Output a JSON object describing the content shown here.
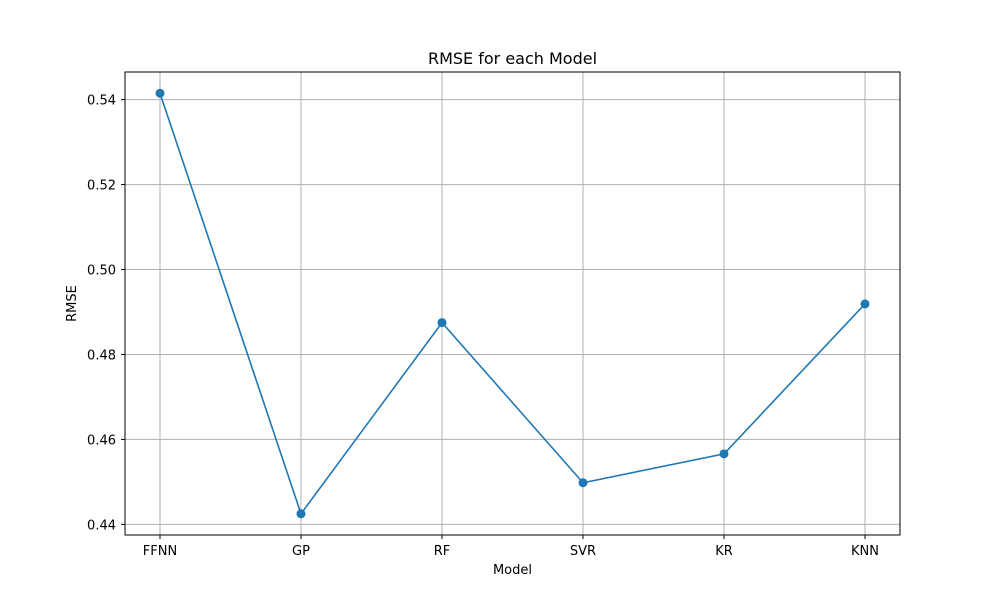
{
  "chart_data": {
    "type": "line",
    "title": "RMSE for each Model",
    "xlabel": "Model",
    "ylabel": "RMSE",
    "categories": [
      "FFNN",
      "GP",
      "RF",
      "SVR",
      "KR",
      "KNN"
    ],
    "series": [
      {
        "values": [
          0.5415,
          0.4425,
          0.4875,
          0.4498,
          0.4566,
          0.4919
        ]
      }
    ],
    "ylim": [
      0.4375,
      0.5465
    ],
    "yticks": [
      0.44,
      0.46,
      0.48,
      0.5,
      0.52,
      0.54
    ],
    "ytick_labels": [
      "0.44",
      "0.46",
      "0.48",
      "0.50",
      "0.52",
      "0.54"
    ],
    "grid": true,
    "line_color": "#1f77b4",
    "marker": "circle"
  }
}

■ ■ ■

* What you are asked to do
Report how many lines in this data include the string "Model", and nothing else.

* Result below
2